### Layout region records
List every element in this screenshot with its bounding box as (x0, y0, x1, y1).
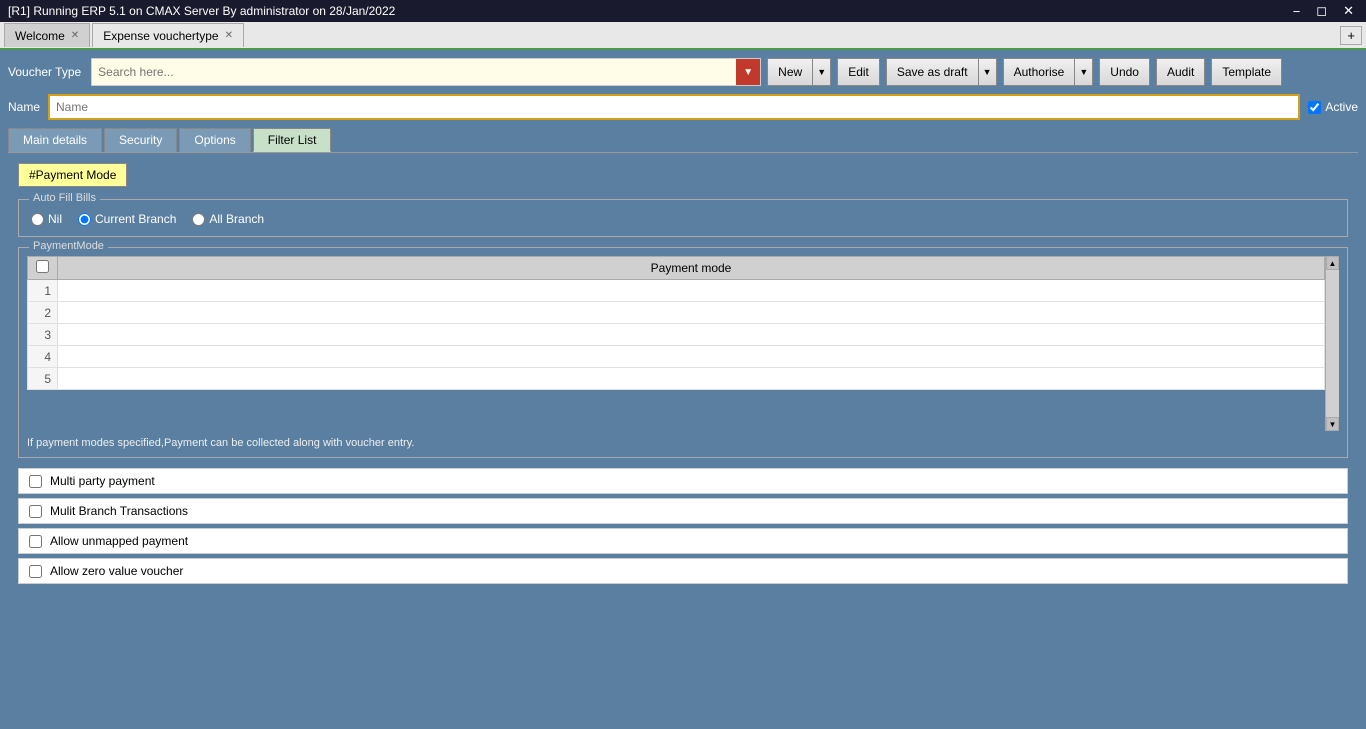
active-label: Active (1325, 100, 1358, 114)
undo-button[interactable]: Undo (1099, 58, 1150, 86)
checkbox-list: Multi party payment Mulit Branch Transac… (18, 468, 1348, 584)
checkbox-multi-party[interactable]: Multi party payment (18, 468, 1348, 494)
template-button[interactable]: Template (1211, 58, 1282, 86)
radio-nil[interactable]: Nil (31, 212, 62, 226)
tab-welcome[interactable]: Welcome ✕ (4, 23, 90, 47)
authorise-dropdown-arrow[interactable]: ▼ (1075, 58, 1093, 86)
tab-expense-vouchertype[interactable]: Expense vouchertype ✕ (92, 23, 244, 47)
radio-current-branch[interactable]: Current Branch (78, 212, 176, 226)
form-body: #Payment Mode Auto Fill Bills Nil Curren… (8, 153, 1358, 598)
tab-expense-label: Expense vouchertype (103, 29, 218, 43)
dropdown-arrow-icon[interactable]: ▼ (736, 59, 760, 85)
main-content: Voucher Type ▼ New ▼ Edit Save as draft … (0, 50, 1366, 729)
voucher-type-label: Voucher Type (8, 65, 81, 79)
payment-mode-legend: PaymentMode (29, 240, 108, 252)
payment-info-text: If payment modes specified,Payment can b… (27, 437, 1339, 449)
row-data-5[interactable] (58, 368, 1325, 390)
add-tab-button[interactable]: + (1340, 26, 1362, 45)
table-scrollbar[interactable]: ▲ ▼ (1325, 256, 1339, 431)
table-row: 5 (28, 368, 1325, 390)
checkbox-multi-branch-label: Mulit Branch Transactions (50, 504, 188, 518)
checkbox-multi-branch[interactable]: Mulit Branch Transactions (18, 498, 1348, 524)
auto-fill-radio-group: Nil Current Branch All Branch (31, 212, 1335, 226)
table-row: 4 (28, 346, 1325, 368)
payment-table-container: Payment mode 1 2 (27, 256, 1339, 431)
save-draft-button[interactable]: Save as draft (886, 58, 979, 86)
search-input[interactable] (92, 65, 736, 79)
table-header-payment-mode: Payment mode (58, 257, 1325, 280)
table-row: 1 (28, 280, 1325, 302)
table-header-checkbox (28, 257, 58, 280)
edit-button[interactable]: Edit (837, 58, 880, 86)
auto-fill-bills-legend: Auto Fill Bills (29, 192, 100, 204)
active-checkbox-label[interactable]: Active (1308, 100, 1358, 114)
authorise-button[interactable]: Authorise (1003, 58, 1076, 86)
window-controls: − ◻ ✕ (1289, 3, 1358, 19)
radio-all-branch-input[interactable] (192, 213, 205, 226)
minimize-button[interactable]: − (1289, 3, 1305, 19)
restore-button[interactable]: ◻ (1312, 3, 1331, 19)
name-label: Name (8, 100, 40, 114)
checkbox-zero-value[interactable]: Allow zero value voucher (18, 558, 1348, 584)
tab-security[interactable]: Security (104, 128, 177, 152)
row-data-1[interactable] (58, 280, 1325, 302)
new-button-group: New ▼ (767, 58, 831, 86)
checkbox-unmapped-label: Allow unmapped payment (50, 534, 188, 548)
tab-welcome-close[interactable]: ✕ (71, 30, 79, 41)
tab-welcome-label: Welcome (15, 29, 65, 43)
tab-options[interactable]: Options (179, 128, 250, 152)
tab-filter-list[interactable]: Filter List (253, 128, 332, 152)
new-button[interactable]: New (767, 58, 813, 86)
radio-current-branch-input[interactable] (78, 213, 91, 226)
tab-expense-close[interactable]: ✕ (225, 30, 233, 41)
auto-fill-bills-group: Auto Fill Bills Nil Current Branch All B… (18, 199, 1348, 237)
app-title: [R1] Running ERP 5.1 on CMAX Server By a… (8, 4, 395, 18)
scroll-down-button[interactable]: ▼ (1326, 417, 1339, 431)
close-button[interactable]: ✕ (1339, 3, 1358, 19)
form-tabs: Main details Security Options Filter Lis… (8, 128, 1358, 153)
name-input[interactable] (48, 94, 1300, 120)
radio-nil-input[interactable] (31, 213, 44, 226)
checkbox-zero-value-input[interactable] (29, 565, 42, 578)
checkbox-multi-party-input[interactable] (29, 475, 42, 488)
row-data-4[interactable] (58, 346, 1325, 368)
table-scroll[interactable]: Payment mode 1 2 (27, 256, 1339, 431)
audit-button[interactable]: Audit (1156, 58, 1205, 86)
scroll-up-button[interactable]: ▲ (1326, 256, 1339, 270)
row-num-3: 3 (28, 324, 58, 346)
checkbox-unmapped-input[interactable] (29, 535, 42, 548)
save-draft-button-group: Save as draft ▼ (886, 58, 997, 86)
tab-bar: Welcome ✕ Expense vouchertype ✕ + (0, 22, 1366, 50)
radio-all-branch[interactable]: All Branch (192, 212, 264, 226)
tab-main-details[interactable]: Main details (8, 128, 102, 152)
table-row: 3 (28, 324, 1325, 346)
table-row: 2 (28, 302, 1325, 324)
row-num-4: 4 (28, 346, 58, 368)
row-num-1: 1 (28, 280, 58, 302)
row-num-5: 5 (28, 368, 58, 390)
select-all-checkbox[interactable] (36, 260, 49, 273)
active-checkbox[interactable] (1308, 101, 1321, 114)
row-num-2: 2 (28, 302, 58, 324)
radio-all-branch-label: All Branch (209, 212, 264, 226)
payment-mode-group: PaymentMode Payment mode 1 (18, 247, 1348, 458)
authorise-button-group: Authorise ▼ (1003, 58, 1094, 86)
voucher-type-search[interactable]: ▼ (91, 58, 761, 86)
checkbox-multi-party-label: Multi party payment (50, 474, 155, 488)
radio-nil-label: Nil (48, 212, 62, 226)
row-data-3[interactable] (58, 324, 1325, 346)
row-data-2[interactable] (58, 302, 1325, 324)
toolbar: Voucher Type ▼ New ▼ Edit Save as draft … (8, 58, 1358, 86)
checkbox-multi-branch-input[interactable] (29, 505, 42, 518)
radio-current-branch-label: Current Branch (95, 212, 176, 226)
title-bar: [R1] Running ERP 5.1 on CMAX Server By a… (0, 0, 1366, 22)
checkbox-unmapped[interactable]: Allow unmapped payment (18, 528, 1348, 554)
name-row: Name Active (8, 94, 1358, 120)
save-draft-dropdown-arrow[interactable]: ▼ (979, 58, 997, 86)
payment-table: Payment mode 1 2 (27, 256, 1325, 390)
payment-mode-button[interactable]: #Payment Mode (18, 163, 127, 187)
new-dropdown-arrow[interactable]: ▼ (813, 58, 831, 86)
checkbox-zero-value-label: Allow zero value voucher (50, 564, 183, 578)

### EXERCISE
Can you swap every "Current Branch" in the records above for "This Branch", leave everything else unchanged, and omit the pictures from your answer?

### FULL OUTPUT
List every element in this screenshot with its bounding box as (x0, y0, x1, y1).
active-label: Active (1325, 100, 1358, 114)
undo-button[interactable]: Undo (1099, 58, 1150, 86)
checkbox-list: Multi party payment Mulit Branch Transac… (18, 468, 1348, 584)
checkbox-multi-party[interactable]: Multi party payment (18, 468, 1348, 494)
template-button[interactable]: Template (1211, 58, 1282, 86)
radio-nil[interactable]: Nil (31, 212, 62, 226)
tab-welcome[interactable]: Welcome ✕ (4, 23, 90, 47)
authorise-dropdown-arrow[interactable]: ▼ (1075, 58, 1093, 86)
tab-expense-vouchertype[interactable]: Expense vouchertype ✕ (92, 23, 244, 47)
radio-current-branch[interactable]: This Branch (78, 212, 176, 226)
form-body: #Payment Mode Auto Fill Bills Nil Curren… (8, 153, 1358, 598)
tab-expense-label: Expense vouchertype (103, 29, 218, 43)
dropdown-arrow-icon[interactable]: ▼ (736, 59, 760, 85)
main-content: Voucher Type ▼ New ▼ Edit Save as draft … (0, 50, 1366, 729)
voucher-type-label: Voucher Type (8, 65, 81, 79)
payment-mode-legend: PaymentMode (29, 240, 108, 252)
payment-info-text: If payment modes specified,Payment can b… (27, 437, 1339, 449)
row-data-5[interactable] (58, 368, 1325, 390)
add-tab-button[interactable]: + (1340, 26, 1362, 45)
table-scrollbar[interactable]: ▲ ▼ (1325, 256, 1339, 431)
table-row: 5 (28, 368, 1325, 390)
checkbox-multi-branch-label: Mulit Branch Transactions (50, 504, 188, 518)
checkbox-multi-branch[interactable]: Mulit Branch Transactions (18, 498, 1348, 524)
auto-fill-radio-group: Nil This Branch All Branch (31, 212, 1335, 226)
table-row: 4 (28, 346, 1325, 368)
payment-table-container: Payment mode 1 2 (27, 256, 1339, 431)
save-draft-button[interactable]: Save as draft (886, 58, 979, 86)
search-input[interactable] (92, 65, 736, 79)
table-header-payment-mode: Payment mode (58, 257, 1325, 280)
table-row: 1 (28, 280, 1325, 302)
table-header-checkbox (28, 257, 58, 280)
edit-button[interactable]: Edit (837, 58, 880, 86)
auto-fill-bills-legend: Auto Fill Bills (29, 192, 100, 204)
active-checkbox-label[interactable]: Active (1308, 100, 1358, 114)
authorise-button[interactable]: Authorise (1003, 58, 1076, 86)
window-controls: − ◻ ✕ (1289, 3, 1358, 19)
radio-all-branch-input[interactable] (192, 213, 205, 226)
minimize-button[interactable]: − (1289, 3, 1305, 19)
restore-button[interactable]: ◻ (1312, 3, 1331, 19)
name-label: Name (8, 100, 40, 114)
checkbox-zero-value[interactable]: Allow zero value voucher (18, 558, 1348, 584)
tab-security[interactable]: Security (104, 128, 177, 152)
row-data-1[interactable] (58, 280, 1325, 302)
new-button-group: New ▼ (767, 58, 831, 86)
checkbox-unmapped-label: Allow unmapped payment (50, 534, 188, 548)
tab-welcome-close[interactable]: ✕ (71, 30, 79, 41)
tab-welcome-label: Welcome (15, 29, 65, 43)
tab-options[interactable]: Options (179, 128, 250, 152)
tab-filter-list[interactable]: Filter List (253, 128, 332, 152)
new-button[interactable]: New (767, 58, 813, 86)
radio-current-branch-input[interactable] (78, 213, 91, 226)
tab-expense-close[interactable]: ✕ (225, 30, 233, 41)
auto-fill-bills-group: Auto Fill Bills Nil This Branch All B… (18, 199, 1348, 237)
app-title: [R1] Running ERP 5.1 on CMAX Server By a… (8, 4, 395, 18)
scroll-down-button[interactable]: ▼ (1326, 417, 1339, 431)
close-button[interactable]: ✕ (1339, 3, 1358, 19)
form-tabs: Main details Security Options Filter Lis… (8, 128, 1358, 153)
name-input[interactable] (48, 94, 1300, 120)
radio-nil-input[interactable] (31, 213, 44, 226)
checkbox-zero-value-input[interactable] (29, 565, 42, 578)
checkbox-multi-party-input[interactable] (29, 475, 42, 488)
row-data-4[interactable] (58, 346, 1325, 368)
table-scroll[interactable]: Payment mode 1 2 (27, 256, 1339, 431)
audit-button[interactable]: Audit (1156, 58, 1205, 86)
scroll-up-button[interactable]: ▲ (1326, 256, 1339, 270)
row-num-3: 3 (28, 324, 58, 346)
checkbox-unmapped-input[interactable] (29, 535, 42, 548)
save-draft-button-group: Save as draft ▼ (886, 58, 997, 86)
tab-bar: Welcome ✕ Expense vouchertype ✕ + (0, 22, 1366, 50)
radio-all-branch[interactable]: All Branch (192, 212, 264, 226)
tab-main-details[interactable]: Main details (8, 128, 102, 152)
table-row: 3 (28, 324, 1325, 346)
table-row: 2 (28, 302, 1325, 324)
row-num-4: 4 (28, 346, 58, 368)
row-num-1: 1 (28, 280, 58, 302)
row-num-5: 5 (28, 368, 58, 390)
select-all-checkbox[interactable] (36, 260, 49, 273)
active-checkbox[interactable] (1308, 101, 1321, 114)
row-num-2: 2 (28, 302, 58, 324)
radio-all-branch-label: All Branch (209, 212, 264, 226)
payment-mode-group: PaymentMode Payment mode 1 (18, 247, 1348, 458)
authorise-button-group: Authorise ▼ (1003, 58, 1094, 86)
voucher-type-search[interactable]: ▼ (91, 58, 761, 86)
checkbox-multi-party-label: Multi party payment (50, 474, 155, 488)
radio-nil-label: Nil (48, 212, 62, 226)
row-data-3[interactable] (58, 324, 1325, 346)
row-data-2[interactable] (58, 302, 1325, 324)
toolbar: Voucher Type ▼ New ▼ Edit Save as draft … (8, 58, 1358, 86)
checkbox-multi-branch-input[interactable] (29, 505, 42, 518)
radio-current-branch-label: This Branch (95, 212, 176, 226)
title-bar: [R1] Running ERP 5.1 on CMAX Server By a… (0, 0, 1366, 22)
checkbox-unmapped[interactable]: Allow unmapped payment (18, 528, 1348, 554)
name-row: Name Active (8, 94, 1358, 120)
save-draft-dropdown-arrow[interactable]: ▼ (979, 58, 997, 86)
payment-table: Payment mode 1 2 (27, 256, 1325, 390)
payment-mode-button[interactable]: #Payment Mode (18, 163, 127, 187)
new-dropdown-arrow[interactable]: ▼ (813, 58, 831, 86)
checkbox-zero-value-label: Allow zero value voucher (50, 564, 183, 578)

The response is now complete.